» EXERCISE TASK
In the material below, list every line carrying the string "huts".

» SUPPLIED DATA
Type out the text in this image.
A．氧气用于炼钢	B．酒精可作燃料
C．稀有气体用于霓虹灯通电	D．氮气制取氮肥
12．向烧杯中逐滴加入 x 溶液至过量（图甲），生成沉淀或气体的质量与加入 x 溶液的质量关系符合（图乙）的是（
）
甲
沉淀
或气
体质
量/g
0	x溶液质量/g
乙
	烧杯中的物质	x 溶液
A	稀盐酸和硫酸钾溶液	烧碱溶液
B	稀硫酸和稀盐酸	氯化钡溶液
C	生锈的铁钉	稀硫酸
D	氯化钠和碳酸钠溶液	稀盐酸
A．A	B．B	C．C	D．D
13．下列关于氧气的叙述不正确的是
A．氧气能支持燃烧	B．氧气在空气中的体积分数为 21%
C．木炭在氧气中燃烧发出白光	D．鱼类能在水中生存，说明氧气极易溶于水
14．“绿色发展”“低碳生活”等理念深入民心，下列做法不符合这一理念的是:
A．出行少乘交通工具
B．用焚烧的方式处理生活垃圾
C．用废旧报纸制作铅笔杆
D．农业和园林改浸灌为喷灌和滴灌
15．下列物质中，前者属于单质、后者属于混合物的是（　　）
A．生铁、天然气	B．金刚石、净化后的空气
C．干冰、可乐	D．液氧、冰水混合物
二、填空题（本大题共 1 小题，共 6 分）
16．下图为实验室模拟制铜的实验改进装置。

==

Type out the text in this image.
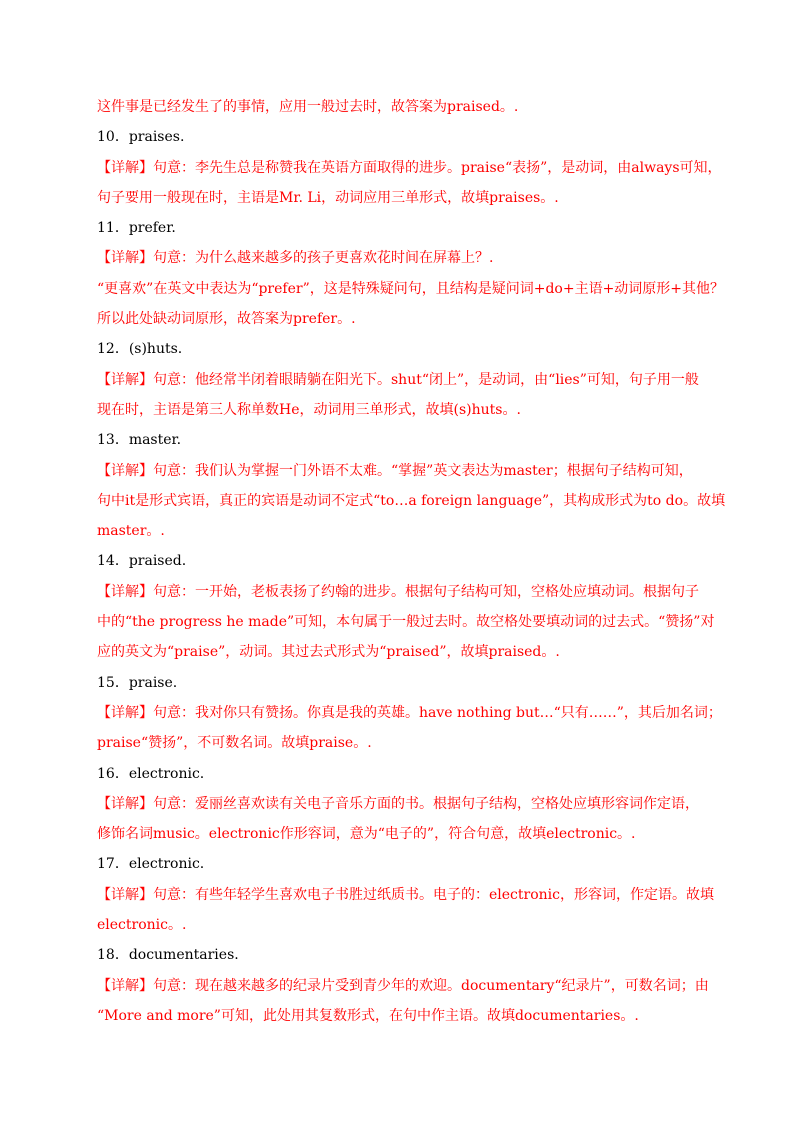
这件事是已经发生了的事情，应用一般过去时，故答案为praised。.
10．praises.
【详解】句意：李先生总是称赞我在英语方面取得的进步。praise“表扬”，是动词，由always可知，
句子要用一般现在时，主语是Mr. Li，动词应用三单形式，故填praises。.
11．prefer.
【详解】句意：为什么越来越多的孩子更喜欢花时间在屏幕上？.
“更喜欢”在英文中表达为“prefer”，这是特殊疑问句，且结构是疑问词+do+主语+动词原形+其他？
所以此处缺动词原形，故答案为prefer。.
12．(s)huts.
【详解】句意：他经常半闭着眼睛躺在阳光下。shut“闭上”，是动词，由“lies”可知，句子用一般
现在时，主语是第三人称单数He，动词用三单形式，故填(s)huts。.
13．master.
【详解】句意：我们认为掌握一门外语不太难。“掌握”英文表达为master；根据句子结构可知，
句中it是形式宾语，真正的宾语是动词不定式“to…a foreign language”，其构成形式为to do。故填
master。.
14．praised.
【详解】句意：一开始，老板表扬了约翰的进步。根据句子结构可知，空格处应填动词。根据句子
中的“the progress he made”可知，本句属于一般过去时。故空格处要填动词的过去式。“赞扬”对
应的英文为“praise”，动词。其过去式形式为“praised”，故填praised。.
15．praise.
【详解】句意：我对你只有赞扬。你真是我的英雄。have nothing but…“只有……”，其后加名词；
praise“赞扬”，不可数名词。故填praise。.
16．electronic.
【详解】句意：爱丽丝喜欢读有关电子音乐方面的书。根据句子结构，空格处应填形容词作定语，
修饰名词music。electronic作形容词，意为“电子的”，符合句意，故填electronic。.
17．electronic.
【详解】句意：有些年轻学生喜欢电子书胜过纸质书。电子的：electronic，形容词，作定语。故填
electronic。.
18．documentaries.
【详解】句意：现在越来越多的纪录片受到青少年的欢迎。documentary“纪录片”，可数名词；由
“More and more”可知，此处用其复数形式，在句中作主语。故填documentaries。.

» PROBLEM SOLUTION
12．(s)huts.
现在时，主语是第三人称单数He，动词用三单形式，故填(s)huts。.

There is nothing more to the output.